======== DATA SECTION ========

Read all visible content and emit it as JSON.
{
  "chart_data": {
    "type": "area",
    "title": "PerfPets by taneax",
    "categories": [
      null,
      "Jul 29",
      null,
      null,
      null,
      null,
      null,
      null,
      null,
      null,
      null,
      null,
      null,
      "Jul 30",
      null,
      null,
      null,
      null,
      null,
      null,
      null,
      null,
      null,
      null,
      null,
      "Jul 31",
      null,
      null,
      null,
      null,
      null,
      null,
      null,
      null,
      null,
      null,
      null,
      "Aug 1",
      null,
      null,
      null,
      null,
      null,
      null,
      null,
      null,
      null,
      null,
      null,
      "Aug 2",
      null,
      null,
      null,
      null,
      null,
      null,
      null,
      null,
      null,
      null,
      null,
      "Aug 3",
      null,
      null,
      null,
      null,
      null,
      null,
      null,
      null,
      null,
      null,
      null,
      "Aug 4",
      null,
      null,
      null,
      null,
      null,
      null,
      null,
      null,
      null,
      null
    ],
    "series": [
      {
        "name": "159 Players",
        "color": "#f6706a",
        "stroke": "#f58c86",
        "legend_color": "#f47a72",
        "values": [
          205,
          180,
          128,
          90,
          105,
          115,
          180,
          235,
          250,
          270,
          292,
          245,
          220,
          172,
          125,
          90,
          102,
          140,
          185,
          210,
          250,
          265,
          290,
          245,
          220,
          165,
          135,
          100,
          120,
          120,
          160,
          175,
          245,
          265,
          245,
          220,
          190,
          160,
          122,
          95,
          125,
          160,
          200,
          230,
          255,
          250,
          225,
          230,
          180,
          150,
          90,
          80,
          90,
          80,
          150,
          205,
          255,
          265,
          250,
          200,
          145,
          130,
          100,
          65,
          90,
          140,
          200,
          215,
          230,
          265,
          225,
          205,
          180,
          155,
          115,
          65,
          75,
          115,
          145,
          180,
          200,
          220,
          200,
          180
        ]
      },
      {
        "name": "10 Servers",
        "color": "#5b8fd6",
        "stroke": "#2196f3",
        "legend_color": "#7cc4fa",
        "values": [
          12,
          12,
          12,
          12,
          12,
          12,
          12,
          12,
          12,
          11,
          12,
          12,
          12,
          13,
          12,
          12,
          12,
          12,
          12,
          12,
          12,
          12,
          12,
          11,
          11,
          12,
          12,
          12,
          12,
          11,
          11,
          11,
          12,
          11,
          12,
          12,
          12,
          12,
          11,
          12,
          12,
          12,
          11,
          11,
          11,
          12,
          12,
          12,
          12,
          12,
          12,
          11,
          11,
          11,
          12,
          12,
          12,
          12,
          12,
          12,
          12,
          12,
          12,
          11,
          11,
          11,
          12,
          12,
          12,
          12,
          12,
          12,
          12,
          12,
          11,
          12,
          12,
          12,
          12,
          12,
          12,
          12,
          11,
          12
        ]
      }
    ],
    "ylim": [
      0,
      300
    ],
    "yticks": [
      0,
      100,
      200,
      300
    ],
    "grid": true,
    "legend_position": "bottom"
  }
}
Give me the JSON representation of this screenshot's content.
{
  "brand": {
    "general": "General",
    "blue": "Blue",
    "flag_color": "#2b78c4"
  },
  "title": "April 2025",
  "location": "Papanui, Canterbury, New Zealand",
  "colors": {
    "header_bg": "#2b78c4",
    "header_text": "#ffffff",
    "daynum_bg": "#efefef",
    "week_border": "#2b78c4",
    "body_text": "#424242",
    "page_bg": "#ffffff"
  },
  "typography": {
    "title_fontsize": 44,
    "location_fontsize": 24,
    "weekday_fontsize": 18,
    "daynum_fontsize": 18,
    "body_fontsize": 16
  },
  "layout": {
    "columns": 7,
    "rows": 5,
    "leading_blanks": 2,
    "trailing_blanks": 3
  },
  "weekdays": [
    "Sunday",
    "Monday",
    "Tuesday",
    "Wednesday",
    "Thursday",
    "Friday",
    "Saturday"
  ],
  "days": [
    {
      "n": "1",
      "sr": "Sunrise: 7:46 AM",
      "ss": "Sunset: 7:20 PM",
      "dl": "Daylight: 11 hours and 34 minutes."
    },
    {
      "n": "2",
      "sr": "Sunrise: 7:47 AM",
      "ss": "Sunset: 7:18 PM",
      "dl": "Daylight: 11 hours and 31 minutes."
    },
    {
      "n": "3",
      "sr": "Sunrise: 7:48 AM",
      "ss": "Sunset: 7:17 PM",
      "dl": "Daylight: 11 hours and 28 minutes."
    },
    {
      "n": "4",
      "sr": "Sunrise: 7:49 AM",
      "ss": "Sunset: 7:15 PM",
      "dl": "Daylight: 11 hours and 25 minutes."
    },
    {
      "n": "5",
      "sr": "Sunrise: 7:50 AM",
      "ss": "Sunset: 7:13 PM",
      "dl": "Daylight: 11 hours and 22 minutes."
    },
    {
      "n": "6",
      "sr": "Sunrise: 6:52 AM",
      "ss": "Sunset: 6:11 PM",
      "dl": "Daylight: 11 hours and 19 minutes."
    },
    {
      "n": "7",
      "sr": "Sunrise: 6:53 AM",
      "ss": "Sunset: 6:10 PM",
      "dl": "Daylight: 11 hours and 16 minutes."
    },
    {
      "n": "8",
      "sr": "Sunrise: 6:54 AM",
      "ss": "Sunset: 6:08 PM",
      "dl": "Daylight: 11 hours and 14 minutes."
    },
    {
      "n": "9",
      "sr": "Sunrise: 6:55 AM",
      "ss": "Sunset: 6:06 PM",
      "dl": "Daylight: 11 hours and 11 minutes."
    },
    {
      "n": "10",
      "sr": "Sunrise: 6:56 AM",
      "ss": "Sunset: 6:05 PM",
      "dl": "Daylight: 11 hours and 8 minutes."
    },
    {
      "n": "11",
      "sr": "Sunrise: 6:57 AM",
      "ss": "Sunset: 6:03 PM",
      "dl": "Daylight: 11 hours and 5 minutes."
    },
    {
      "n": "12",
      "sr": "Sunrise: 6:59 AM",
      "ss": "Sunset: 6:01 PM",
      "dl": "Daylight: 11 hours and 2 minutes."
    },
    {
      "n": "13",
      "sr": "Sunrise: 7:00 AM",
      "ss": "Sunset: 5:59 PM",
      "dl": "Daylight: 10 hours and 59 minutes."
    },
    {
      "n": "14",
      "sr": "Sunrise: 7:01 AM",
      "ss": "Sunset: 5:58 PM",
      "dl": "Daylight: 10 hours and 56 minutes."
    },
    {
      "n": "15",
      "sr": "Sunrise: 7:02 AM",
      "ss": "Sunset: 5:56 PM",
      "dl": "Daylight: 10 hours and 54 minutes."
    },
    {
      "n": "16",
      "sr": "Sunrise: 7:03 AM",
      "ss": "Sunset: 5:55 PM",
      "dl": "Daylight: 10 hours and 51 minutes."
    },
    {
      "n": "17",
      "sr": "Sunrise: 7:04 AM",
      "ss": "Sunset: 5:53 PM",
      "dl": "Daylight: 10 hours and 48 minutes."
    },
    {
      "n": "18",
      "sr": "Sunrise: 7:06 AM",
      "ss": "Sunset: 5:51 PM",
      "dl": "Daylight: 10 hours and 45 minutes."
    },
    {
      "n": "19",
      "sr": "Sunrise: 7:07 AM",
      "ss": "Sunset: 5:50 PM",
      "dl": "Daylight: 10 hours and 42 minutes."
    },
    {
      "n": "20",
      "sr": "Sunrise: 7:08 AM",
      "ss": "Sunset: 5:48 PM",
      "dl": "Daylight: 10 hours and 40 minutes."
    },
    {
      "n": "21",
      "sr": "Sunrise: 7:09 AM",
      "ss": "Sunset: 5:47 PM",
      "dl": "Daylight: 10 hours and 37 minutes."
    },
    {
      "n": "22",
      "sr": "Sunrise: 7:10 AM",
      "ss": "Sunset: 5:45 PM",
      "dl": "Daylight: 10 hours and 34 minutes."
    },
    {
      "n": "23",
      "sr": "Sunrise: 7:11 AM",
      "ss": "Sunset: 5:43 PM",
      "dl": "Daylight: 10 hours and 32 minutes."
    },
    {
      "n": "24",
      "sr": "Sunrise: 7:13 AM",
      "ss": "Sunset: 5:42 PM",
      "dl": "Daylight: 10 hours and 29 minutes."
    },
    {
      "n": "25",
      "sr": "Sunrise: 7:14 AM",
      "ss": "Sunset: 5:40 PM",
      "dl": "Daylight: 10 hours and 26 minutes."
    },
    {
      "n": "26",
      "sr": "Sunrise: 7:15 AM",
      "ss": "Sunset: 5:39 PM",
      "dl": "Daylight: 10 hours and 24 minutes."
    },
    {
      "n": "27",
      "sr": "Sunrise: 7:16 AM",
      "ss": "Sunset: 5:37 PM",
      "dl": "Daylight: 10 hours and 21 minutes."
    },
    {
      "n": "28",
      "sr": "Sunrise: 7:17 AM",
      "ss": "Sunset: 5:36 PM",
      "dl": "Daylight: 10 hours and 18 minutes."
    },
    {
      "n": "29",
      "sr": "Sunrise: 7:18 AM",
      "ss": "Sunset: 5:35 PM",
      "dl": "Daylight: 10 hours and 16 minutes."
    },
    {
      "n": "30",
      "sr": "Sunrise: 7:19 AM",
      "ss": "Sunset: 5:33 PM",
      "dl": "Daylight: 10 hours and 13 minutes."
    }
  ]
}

========

> [SHORT PROBLEM]: Only lines that contain the word "JSON" are wanted; copy each of them.

> [WRITTEN RESPONSE]:
Read all visible content and emit it as JSON.
Give me the JSON representation of this screenshot's content.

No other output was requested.